**ITEMS**:
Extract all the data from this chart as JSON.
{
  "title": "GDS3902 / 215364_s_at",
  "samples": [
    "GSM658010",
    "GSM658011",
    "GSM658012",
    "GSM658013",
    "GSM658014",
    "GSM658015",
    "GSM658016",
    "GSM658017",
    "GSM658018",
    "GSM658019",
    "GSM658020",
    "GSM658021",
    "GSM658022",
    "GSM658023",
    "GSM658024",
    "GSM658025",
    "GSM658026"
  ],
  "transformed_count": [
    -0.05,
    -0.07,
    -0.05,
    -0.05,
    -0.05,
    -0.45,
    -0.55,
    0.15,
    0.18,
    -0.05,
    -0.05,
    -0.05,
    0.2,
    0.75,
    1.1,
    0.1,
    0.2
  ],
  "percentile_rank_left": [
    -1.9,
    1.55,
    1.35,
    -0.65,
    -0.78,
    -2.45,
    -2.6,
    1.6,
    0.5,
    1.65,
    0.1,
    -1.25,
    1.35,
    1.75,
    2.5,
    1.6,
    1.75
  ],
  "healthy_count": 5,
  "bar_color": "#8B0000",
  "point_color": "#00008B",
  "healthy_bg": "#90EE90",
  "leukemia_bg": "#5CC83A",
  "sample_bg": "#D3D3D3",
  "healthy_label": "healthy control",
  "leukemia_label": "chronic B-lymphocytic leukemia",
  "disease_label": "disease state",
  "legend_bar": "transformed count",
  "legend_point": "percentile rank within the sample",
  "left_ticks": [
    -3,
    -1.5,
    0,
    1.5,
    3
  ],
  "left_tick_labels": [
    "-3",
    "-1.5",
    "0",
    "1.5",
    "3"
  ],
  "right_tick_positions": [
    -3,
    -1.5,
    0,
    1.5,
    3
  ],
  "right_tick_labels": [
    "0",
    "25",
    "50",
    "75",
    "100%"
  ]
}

**WRITTEN REQUEST**:
Copy out the data shown above without altering anything.

**THE RESPONSE**:
Extract all the data from this chart as JSON.
{
  "title": "GDS3902 / 215364_s_at",
  "samples": [
    "GSM658010",
    "GSM658011",
    "GSM658012",
    "GSM658013",
    "GSM658014",
    "GSM658015",
    "GSM658016",
    "GSM658017",
    "GSM658018",
    "GSM658019",
    "GSM658020",
    "GSM658021",
    "GSM658022",
    "GSM658023",
    "GSM658024",
    "GSM658025",
    "GSM658026"
  ],
  "transformed_count": [
    -0.05,
    -0.07,
    -0.05,
    -0.05,
    -0.05,
    -0.45,
    -0.55,
    0.15,
    0.18,
    -0.05,
    -0.05,
    -0.05,
    0.2,
    0.75,
    1.1,
    0.1,
    0.2
  ],
  "percentile_rank_left": [
    -1.9,
    1.55,
    1.35,
    -0.65,
    -0.78,
    -2.45,
    -2.6,
    1.6,
    0.5,
    1.65,
    0.1,
    -1.25,
    1.35,
    1.75,
    2.5,
    1.6,
    1.75
  ],
  "healthy_count": 5,
  "bar_color": "#8B0000",
  "point_color": "#00008B",
  "healthy_bg": "#90EE90",
  "leukemia_bg": "#5CC83A",
  "sample_bg": "#D3D3D3",
  "healthy_label": "healthy control",
  "leukemia_label": "chronic B-lymphocytic leukemia",
  "disease_label": "disease state",
  "legend_bar": "transformed count",
  "legend_point": "percentile rank within the sample",
  "left_ticks": [
    -3,
    -1.5,
    0,
    1.5,
    3
  ],
  "left_tick_labels": [
    "-3",
    "-1.5",
    "0",
    "1.5",
    "3"
  ],
  "right_tick_positions": [
    -3,
    -1.5,
    0,
    1.5,
    3
  ],
  "right_tick_labels": [
    "0",
    "25",
    "50",
    "75",
    "100%"
  ]
}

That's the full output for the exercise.